— begin EXERCISE INPUT —
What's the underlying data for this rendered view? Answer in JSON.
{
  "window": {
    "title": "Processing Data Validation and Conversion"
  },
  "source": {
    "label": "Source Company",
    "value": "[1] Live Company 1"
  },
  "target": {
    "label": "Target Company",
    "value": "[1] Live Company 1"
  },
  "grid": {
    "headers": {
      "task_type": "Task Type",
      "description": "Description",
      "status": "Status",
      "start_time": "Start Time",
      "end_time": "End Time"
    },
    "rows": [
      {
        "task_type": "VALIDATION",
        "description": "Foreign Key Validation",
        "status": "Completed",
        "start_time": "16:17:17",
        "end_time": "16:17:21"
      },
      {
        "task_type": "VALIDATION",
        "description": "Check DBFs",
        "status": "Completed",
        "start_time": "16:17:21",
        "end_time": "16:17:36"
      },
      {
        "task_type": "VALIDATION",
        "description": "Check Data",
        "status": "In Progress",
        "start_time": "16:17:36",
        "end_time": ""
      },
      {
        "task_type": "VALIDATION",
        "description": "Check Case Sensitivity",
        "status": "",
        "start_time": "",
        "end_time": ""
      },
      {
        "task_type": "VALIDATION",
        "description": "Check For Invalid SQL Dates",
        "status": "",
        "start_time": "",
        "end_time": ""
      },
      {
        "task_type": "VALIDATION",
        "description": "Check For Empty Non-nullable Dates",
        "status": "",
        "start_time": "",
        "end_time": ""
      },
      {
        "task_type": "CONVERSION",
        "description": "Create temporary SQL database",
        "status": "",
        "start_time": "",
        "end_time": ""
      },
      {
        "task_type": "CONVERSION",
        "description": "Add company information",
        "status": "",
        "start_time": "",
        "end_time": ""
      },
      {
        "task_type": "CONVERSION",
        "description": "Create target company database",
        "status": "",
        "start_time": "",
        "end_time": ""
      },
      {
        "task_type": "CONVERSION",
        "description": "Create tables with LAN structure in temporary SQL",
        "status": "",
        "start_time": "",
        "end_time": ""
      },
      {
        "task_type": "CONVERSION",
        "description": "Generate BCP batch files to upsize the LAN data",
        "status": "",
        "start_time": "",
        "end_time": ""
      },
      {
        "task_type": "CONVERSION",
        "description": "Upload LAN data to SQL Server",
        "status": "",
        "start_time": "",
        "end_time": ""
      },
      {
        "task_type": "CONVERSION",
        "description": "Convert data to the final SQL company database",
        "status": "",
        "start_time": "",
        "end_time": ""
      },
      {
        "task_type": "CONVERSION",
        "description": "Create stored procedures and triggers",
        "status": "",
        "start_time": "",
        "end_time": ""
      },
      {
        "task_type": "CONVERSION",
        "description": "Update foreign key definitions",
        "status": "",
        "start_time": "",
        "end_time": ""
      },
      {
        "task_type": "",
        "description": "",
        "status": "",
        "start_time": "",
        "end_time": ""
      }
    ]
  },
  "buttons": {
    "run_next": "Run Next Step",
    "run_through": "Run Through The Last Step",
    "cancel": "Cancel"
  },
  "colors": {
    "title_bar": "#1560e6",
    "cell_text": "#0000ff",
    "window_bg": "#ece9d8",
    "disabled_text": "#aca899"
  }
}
— end EXERCISE INPUT —
## REQUEST
Using the listing above, show every line that includes the string "Check".

## ANSWER TO THE PROBLEM
        "description": "Check DBFs",
        "description": "Check Data",
        "description": "Check Case Sensitivity",
        "description": "Check For Invalid SQL Dates",
        "description": "Check For Empty Non-nullable Dates",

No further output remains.